**Aim of the task**
Identify every line in the records below that contains the word "TERRENO", and copy each of those lines.

══ Information supplied

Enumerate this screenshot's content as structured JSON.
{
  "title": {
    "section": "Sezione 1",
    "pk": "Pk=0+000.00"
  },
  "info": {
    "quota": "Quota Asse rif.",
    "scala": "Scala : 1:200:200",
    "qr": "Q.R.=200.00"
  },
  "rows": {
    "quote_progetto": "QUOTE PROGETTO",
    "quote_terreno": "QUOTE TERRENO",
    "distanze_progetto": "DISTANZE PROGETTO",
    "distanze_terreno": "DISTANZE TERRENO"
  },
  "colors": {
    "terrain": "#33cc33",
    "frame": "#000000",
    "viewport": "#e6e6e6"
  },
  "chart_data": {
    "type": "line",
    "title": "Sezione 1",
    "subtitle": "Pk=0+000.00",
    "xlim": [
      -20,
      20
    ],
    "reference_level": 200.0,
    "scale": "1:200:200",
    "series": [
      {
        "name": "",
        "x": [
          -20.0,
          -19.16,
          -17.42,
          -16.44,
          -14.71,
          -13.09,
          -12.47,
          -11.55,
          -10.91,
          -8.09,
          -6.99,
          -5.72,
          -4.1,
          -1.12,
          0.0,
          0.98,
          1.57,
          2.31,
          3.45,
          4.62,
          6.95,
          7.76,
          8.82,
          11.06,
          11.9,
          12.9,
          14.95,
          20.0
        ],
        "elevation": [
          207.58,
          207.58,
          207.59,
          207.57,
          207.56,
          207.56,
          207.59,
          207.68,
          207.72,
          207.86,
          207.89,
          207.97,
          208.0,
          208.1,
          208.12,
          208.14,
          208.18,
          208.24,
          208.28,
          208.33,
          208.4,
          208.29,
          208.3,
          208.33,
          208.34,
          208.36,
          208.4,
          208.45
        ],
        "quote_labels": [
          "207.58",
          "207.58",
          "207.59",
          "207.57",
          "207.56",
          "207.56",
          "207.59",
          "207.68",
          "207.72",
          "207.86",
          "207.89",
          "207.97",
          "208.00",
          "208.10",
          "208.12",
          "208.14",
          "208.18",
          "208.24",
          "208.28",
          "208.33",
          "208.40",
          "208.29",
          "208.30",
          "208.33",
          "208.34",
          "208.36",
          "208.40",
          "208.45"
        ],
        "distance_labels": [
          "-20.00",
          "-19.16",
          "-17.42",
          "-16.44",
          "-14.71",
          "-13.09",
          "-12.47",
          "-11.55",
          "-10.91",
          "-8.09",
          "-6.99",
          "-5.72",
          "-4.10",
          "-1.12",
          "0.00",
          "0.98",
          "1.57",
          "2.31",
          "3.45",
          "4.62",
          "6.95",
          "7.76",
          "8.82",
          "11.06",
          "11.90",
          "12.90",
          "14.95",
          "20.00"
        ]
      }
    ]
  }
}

════

**Response to the task**
    "quote_terreno": "QUOTE TERRENO",
    "distanze_terreno": "DISTANZE TERRENO"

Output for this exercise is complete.